--- Written request ---
Which lines hold the word "diversity"? Copy each of them from the material.

--- Extracted information ---

========================

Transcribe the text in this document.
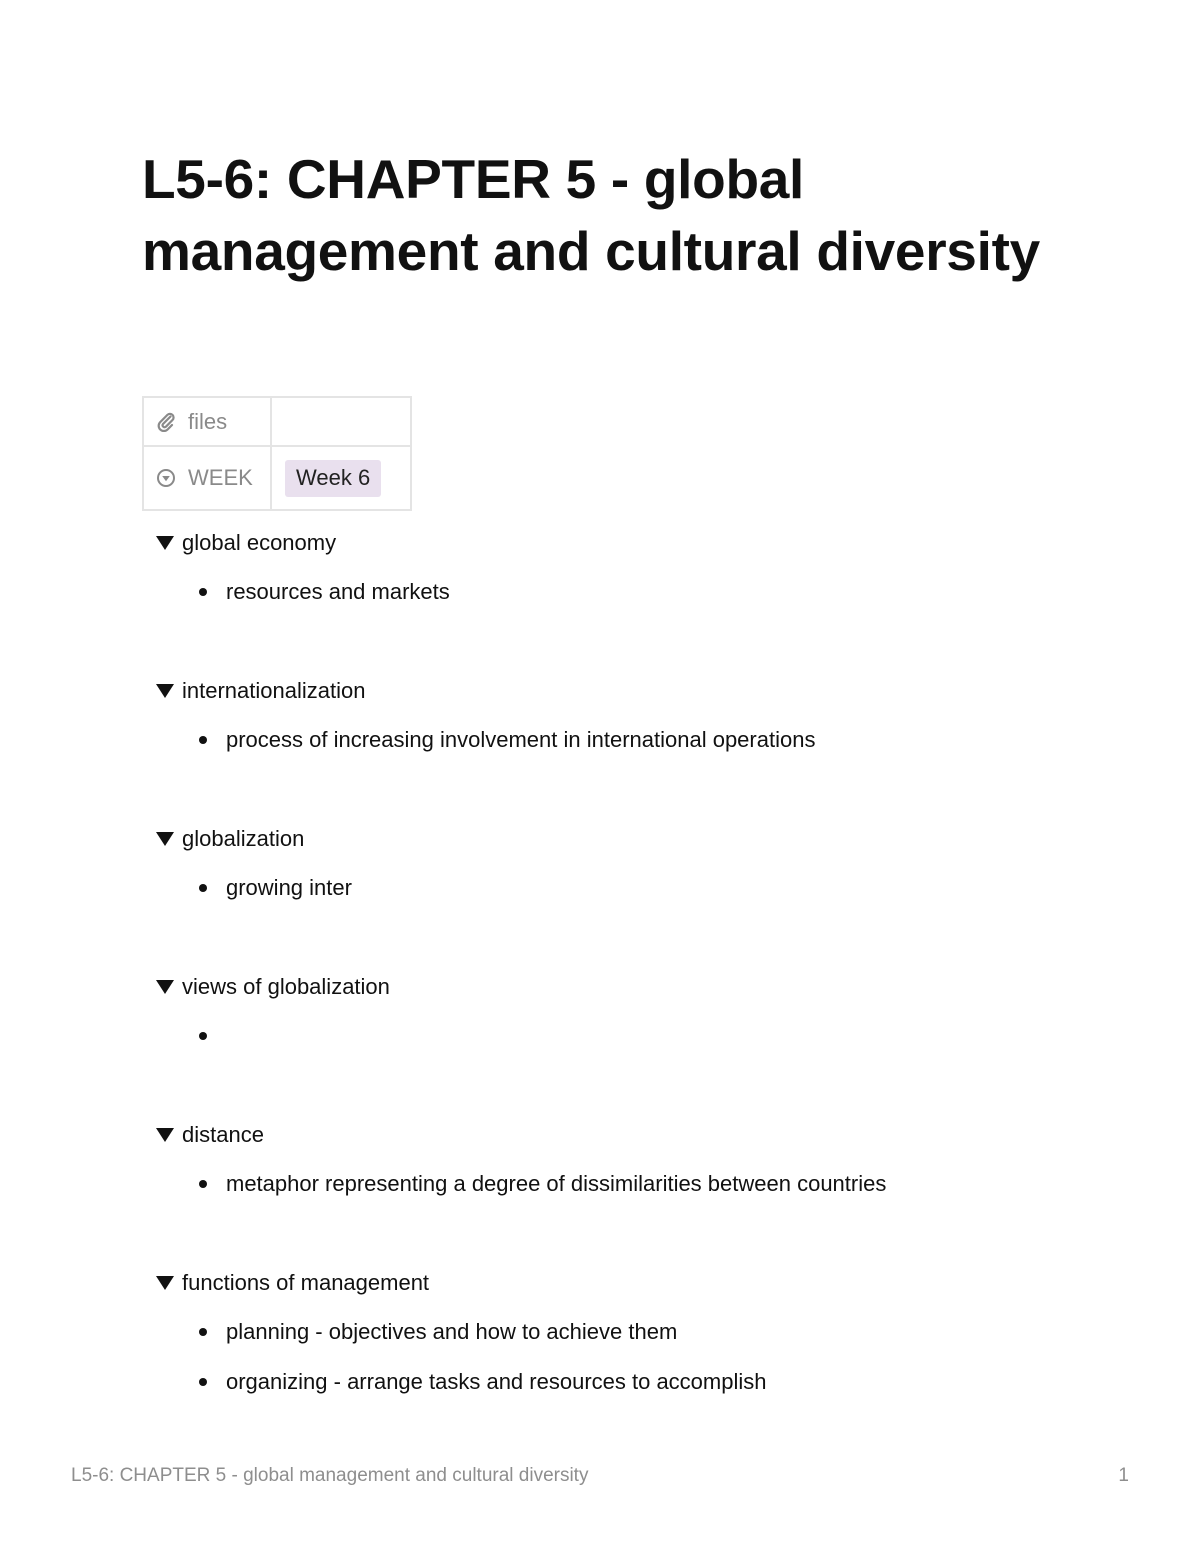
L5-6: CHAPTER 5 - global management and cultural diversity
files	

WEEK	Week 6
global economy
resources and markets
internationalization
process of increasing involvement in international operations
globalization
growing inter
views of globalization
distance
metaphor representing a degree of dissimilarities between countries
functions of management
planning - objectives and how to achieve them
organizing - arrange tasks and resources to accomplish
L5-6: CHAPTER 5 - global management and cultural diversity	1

========================

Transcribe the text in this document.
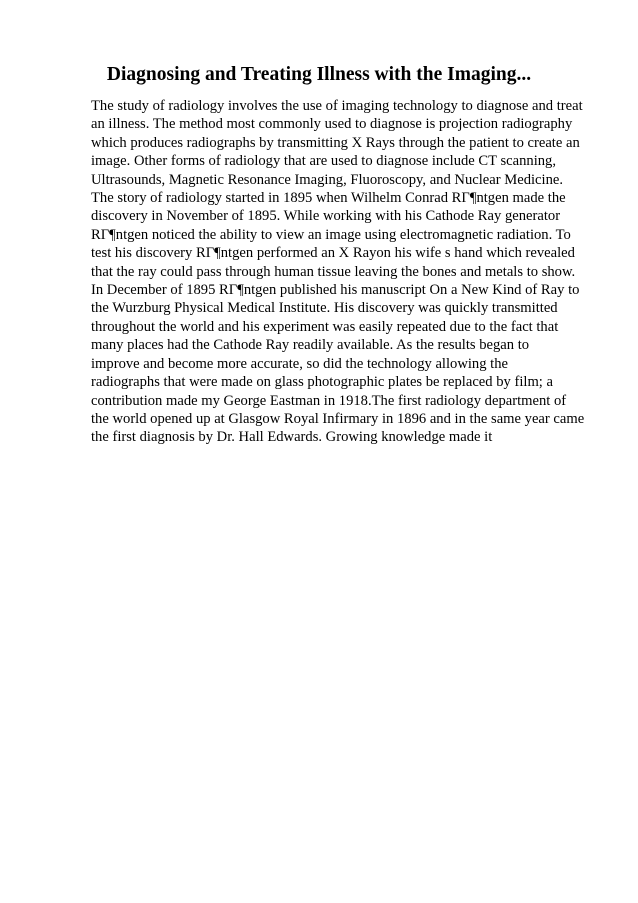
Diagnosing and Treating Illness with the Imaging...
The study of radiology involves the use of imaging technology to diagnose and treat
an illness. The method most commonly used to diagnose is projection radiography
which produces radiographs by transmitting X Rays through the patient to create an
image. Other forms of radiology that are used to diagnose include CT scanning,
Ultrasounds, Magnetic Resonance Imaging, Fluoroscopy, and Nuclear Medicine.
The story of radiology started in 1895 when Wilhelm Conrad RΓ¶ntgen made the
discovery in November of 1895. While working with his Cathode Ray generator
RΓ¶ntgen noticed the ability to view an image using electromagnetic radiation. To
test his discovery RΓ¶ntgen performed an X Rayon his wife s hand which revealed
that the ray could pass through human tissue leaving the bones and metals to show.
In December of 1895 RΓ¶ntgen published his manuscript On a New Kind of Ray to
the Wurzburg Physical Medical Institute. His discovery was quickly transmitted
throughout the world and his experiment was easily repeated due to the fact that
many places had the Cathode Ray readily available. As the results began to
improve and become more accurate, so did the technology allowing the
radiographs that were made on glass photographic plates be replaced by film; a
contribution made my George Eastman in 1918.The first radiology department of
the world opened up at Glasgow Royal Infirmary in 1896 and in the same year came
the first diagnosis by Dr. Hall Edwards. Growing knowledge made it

========================

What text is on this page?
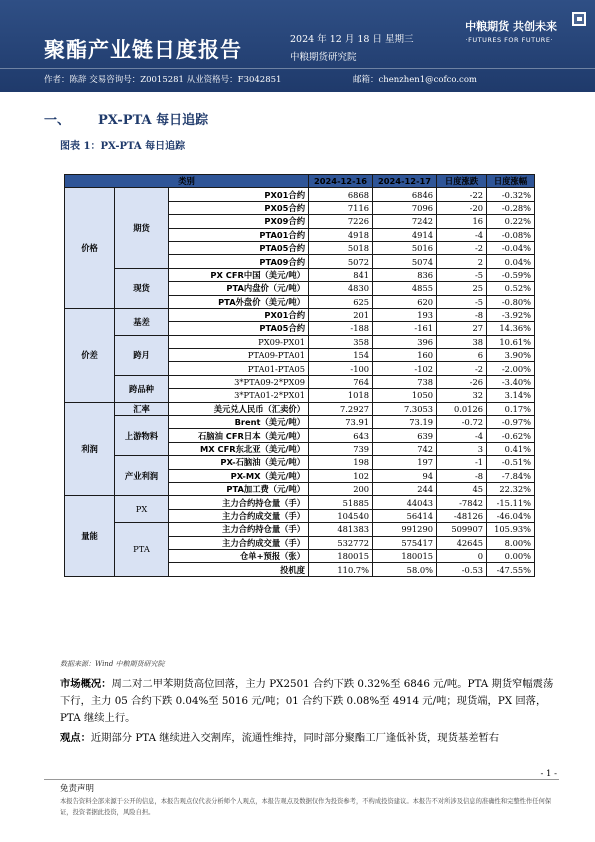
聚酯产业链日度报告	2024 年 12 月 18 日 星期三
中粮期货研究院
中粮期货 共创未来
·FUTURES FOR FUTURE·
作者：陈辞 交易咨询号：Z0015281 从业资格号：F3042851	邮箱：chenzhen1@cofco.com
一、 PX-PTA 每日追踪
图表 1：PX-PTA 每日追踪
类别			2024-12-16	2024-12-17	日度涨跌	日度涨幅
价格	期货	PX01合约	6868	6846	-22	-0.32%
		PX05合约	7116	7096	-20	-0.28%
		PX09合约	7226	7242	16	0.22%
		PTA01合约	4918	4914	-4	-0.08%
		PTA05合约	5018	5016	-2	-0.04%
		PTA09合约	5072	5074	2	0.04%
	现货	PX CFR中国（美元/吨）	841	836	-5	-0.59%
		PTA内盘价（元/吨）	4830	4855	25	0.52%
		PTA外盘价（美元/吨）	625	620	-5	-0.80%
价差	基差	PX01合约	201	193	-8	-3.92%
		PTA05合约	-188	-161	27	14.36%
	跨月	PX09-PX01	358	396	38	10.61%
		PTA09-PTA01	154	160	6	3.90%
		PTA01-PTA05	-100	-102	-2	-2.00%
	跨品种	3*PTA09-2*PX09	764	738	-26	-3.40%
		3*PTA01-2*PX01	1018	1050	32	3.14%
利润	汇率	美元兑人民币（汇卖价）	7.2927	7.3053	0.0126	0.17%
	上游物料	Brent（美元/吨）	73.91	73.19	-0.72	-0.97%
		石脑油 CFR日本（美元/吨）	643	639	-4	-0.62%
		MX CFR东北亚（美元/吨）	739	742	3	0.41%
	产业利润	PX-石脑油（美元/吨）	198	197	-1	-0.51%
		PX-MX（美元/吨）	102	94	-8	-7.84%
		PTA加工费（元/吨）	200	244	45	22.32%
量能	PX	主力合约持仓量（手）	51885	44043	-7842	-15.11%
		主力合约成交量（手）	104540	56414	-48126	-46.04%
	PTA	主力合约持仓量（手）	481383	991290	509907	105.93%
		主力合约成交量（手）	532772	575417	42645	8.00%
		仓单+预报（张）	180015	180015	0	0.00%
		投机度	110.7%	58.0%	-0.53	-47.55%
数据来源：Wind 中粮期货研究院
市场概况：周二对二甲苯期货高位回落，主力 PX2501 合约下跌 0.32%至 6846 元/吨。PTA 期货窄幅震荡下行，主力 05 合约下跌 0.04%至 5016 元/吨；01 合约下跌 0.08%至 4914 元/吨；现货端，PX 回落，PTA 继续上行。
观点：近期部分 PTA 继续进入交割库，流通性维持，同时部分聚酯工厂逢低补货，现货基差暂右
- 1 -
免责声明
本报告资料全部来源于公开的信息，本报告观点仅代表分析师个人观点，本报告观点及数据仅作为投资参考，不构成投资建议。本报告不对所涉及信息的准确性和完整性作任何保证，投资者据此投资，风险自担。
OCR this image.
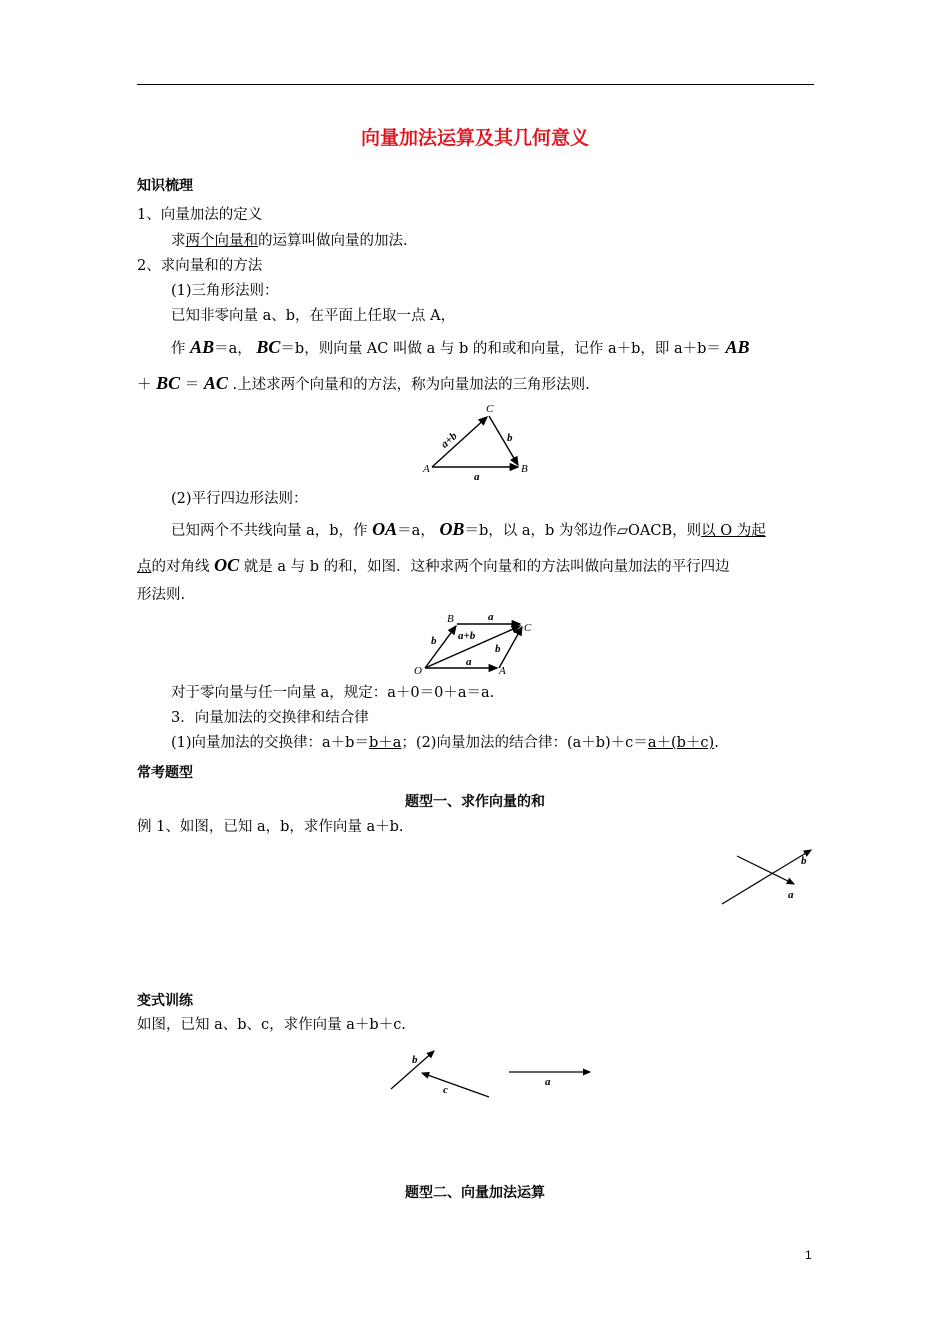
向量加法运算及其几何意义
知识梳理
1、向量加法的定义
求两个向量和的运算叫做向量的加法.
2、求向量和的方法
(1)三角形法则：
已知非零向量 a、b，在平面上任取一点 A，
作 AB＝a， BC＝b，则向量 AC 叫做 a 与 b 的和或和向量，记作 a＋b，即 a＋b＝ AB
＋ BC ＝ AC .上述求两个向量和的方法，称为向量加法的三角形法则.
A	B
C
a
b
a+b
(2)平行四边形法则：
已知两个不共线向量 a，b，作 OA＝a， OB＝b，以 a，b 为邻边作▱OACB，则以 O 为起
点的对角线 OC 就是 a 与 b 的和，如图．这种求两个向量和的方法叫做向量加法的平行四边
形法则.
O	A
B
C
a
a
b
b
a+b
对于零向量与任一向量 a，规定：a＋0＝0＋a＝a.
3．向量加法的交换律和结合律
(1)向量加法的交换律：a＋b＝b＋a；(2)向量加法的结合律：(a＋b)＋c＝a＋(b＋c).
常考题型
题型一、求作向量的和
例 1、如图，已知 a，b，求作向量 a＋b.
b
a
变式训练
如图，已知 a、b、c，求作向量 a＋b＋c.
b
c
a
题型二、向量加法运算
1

========================

--- Result for this exercise ---
L5-6: CHAPTER 5 - global management and cultural diversity
L5-6: CHAPTER 5 - global management and cultural diversity	1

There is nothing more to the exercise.